== Directions for this task ==
Filter this material down to the lines that hold "title", copying each one.

-- BEGIN --

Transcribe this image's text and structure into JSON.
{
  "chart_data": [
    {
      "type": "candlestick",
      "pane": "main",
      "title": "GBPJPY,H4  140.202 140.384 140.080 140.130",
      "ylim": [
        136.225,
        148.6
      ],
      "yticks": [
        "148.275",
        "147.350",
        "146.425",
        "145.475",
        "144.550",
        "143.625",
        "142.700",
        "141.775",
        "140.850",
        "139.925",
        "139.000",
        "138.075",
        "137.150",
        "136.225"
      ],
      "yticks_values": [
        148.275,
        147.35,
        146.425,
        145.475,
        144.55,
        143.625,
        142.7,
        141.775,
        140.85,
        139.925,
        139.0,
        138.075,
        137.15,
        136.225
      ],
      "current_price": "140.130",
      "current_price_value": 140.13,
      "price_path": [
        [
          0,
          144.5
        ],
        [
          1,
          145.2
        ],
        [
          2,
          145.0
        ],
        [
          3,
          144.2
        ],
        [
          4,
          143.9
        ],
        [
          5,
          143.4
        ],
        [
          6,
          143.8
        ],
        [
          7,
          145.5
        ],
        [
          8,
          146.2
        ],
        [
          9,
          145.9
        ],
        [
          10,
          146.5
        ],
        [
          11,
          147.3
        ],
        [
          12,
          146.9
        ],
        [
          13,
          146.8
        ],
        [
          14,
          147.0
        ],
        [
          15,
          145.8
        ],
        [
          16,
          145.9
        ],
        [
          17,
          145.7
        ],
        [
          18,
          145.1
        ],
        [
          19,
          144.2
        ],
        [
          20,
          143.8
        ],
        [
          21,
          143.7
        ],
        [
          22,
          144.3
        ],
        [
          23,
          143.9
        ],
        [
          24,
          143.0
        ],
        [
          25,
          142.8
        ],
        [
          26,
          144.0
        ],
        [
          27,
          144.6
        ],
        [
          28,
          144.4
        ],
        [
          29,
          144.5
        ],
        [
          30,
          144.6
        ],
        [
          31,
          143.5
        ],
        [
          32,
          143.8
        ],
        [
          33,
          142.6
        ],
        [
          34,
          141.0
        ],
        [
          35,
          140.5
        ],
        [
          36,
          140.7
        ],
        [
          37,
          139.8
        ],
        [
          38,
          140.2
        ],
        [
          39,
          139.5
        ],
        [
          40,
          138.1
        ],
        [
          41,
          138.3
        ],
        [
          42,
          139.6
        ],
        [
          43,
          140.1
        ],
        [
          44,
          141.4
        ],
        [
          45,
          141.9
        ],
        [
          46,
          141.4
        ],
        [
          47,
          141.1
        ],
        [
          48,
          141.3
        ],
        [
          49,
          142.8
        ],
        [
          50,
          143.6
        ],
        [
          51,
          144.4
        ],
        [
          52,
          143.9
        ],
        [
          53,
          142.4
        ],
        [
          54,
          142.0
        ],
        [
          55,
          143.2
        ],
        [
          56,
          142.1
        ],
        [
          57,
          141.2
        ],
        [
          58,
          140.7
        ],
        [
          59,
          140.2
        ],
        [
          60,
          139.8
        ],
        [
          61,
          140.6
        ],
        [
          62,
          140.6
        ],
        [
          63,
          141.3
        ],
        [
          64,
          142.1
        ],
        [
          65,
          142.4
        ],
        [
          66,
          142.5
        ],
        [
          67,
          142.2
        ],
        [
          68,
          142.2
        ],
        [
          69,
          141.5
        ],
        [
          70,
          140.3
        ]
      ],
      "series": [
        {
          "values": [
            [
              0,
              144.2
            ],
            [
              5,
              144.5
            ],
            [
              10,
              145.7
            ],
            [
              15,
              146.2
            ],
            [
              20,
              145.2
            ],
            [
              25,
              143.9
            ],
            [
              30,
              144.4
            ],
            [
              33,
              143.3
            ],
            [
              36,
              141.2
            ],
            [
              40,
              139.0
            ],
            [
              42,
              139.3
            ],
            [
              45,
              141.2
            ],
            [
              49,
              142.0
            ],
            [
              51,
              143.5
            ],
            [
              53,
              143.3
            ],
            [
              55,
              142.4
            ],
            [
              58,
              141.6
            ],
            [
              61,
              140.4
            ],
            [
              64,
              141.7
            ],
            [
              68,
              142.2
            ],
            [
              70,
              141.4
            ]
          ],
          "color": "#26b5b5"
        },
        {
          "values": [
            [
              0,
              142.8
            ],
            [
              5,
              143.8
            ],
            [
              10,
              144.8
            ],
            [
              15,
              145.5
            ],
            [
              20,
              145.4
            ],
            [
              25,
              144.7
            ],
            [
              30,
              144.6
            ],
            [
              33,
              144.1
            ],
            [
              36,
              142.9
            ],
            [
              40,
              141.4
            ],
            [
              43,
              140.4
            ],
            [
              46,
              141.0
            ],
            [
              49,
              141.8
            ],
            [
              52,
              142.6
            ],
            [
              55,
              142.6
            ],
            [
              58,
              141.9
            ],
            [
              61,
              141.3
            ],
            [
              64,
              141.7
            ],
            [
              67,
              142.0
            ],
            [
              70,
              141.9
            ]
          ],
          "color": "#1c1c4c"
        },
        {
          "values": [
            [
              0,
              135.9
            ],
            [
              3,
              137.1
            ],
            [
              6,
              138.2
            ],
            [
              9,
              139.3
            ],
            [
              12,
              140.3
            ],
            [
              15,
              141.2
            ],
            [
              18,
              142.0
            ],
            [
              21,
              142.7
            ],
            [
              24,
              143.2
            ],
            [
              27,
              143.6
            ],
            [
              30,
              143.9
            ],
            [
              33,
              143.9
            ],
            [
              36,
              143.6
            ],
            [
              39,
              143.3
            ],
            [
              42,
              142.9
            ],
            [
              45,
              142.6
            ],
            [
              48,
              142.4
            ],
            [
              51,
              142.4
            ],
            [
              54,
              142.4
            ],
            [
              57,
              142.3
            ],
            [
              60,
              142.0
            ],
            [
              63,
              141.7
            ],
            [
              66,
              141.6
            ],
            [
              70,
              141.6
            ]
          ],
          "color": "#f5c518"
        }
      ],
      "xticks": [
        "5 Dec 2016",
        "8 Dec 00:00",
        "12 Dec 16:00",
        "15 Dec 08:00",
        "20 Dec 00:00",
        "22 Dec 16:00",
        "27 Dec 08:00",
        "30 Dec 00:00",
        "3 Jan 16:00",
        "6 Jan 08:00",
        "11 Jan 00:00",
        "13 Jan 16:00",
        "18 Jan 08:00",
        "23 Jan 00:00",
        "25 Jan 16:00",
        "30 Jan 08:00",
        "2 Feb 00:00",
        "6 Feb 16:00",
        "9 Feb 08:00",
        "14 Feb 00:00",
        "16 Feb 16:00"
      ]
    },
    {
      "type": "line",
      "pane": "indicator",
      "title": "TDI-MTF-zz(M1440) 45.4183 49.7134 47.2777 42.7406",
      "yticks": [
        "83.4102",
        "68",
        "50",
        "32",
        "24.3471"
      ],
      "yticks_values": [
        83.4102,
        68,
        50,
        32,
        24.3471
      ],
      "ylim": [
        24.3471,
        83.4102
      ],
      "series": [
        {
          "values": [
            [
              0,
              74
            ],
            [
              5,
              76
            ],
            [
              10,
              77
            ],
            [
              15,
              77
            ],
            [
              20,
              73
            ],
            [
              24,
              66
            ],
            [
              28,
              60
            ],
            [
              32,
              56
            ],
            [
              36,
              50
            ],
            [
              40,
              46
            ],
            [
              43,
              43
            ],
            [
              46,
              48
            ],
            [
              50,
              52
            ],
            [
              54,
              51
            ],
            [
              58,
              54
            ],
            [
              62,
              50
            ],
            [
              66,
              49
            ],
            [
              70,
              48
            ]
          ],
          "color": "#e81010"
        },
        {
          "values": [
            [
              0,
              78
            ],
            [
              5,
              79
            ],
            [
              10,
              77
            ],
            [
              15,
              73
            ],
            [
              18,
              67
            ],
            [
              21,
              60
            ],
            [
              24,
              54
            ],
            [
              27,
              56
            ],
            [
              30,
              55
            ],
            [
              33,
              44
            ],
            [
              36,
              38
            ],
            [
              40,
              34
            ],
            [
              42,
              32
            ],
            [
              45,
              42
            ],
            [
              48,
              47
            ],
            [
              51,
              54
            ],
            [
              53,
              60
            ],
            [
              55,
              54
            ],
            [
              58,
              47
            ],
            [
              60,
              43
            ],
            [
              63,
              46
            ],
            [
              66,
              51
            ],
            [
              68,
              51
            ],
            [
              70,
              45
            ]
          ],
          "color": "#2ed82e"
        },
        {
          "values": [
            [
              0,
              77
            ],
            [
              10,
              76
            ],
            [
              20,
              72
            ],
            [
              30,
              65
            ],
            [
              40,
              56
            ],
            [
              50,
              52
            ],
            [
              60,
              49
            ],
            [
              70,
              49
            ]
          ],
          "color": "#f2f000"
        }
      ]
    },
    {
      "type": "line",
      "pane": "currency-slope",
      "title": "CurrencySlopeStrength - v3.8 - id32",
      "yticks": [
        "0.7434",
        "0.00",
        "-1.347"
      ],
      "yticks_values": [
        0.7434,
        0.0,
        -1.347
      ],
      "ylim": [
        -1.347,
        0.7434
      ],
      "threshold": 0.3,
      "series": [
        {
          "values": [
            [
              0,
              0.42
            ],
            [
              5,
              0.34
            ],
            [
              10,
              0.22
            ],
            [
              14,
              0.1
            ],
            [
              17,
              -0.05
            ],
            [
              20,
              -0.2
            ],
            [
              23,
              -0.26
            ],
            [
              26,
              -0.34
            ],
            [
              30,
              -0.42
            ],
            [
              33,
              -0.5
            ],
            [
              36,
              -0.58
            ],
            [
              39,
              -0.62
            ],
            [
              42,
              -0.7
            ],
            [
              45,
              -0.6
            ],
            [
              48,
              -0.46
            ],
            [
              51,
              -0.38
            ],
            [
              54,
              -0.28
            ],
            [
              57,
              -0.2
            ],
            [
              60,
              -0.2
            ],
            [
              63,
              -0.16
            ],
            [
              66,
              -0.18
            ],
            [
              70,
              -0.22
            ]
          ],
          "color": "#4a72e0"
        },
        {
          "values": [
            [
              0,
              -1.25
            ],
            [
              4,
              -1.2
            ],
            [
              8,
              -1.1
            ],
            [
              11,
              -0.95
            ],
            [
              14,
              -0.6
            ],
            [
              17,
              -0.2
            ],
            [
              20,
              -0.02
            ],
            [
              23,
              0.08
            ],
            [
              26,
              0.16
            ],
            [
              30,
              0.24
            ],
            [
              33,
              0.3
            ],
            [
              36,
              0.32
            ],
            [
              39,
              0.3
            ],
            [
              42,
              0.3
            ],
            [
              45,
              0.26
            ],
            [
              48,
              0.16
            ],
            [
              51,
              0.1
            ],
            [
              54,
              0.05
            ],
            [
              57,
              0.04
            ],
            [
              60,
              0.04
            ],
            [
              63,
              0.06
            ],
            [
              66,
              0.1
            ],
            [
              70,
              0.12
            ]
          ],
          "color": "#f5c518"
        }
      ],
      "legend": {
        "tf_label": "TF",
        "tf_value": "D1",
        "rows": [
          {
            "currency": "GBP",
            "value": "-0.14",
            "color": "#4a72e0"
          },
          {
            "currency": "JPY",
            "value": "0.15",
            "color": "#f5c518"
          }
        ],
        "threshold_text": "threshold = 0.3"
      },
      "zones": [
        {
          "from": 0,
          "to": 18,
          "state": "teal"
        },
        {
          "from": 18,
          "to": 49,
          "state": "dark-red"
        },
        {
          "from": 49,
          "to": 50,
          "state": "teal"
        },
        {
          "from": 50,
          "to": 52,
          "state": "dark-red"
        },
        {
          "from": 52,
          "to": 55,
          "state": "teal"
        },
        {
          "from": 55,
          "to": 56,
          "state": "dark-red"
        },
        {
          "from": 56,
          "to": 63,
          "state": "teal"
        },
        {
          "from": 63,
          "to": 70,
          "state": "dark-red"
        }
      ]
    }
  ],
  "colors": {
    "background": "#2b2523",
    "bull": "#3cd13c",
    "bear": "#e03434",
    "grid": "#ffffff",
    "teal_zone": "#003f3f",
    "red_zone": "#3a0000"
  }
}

-- END --

== Exercise output ==
      "title": "GBPJPY,H4  140.202 140.384 140.080 140.130",
      "title": "TDI-MTF-zz(M1440) 45.4183 49.7134 47.2777 42.7406",
      "title": "CurrencySlopeStrength - v3.8 - id32",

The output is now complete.